• [Texto mostrado]
======
En uno de sus muchos momentos de oscura luz, Nietzsche nos dijo: «En la soledad, el solitario se devora a sí mismo; en la muchedumbre lo devoran los muchos. Elige, pues». Pero ahora no podemos elegir. El confinamiento ha empujado a muchas personas a una total soledad y a otras tantas a una extraña soledad compartida con unas pocas personas -su pareja, sus padres, sus hijos- que pone también a prueba nuestro pequeño y privado microcosmos. La experiencia de otros países nos dice que, tras este examen por sorpresa, se han disparado los divorcios. Lógico. En circunstancias normales, es decir, cuando la vida está estructurada por las horas de separación que produce el trabajo, cuando el estrés puede disminuirse con un paseo, cuando el cansancio hace pensar en casa como en el refugio del guerrero, la rutina tapa todas las grietas de cualquier relación que, de estar enferma, puede mantenerse asintomática. Pero ahora no hay cemento con el que tapar las grietas.
======
• [Registros]
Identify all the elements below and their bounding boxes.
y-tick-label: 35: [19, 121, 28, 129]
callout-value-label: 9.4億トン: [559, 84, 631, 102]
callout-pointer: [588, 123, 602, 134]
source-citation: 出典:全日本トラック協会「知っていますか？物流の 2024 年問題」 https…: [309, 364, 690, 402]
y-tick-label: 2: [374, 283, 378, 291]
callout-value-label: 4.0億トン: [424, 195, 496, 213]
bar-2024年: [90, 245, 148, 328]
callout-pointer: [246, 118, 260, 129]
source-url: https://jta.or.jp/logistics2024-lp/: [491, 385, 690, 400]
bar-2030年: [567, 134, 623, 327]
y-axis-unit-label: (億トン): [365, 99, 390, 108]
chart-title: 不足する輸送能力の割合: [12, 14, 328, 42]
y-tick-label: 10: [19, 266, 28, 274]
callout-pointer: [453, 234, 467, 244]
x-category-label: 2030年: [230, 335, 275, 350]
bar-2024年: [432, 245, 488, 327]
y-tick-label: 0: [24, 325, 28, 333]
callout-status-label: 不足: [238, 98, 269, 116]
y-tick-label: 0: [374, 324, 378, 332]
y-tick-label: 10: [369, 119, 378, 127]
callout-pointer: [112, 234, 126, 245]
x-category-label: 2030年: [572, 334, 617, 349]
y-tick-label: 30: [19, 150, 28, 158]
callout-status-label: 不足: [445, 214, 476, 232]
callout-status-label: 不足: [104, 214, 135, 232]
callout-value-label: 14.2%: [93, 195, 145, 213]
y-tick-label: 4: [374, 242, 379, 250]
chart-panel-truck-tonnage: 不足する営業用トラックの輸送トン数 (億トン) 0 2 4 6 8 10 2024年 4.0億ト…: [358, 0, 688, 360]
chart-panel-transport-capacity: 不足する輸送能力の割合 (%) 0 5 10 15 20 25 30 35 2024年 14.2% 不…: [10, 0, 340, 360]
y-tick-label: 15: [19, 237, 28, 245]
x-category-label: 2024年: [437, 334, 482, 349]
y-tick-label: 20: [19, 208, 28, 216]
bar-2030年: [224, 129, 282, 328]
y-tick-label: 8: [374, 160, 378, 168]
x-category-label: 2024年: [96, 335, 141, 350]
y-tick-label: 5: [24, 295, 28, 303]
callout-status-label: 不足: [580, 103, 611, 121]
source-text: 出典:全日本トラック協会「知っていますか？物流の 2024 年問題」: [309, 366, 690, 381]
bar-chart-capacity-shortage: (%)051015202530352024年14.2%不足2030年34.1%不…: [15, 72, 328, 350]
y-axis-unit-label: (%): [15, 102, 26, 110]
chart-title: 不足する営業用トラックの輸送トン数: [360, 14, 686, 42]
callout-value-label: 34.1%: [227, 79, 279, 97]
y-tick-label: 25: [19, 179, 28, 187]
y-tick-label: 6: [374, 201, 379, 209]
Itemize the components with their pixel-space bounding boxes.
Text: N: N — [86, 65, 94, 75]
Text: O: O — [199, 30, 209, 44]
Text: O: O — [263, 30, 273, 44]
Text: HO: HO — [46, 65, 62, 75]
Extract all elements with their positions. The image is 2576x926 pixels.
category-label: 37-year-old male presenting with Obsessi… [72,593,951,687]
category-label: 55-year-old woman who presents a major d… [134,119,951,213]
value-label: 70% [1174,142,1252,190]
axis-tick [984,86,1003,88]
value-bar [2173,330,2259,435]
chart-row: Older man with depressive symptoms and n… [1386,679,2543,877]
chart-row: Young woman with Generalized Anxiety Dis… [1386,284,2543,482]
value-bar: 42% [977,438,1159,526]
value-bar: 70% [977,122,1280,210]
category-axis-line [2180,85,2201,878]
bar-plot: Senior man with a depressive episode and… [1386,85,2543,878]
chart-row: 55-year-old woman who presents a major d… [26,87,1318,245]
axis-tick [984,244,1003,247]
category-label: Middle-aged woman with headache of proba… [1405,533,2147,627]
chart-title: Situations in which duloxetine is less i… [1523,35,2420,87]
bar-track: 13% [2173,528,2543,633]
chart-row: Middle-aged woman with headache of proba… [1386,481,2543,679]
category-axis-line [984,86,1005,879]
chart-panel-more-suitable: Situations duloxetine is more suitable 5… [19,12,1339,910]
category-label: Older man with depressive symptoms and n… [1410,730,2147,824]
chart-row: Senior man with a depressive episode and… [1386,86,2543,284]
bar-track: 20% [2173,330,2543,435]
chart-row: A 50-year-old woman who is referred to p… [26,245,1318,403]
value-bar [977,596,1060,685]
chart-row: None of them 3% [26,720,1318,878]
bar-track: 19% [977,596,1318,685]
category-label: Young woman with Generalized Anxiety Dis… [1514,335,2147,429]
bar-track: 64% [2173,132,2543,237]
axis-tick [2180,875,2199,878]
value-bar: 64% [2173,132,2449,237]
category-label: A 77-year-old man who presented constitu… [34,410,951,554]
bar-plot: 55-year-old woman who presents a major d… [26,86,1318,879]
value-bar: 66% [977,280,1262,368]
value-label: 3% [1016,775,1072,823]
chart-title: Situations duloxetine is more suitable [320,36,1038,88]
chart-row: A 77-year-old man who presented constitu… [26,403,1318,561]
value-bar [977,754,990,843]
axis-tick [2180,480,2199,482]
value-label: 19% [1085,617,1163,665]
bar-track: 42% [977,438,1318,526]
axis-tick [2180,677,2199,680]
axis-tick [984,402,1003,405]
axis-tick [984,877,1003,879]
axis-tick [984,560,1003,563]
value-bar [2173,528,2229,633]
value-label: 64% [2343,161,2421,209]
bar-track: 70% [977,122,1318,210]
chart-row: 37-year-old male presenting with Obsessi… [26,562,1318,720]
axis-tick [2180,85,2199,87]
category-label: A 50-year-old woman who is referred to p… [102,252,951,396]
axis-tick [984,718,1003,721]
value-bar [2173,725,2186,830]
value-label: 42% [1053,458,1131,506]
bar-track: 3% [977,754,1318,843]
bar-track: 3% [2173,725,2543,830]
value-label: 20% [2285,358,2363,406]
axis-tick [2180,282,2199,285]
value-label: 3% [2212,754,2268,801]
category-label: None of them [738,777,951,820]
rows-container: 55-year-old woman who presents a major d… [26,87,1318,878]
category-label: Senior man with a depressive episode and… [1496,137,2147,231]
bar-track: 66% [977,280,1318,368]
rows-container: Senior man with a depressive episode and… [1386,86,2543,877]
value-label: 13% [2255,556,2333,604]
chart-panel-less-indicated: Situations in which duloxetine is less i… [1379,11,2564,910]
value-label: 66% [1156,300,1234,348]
======
• [Consigna]
Responde brevemente a estas preguntas sobre el texto del confinamiento.
(a) Según la cita de Nietzsche, ¿qué hace el solitario en la soledad?
(b) ¿Qué se ha disparado en otros países tras «este examen por sorpresa»?
(c) En circunstancias normales, ¿qué tapa todas las grietas de cualquier relación?

• [Respuesta]
(a) Se devora a sí mismo.
(b) Los divorcios.
(c) La rutina.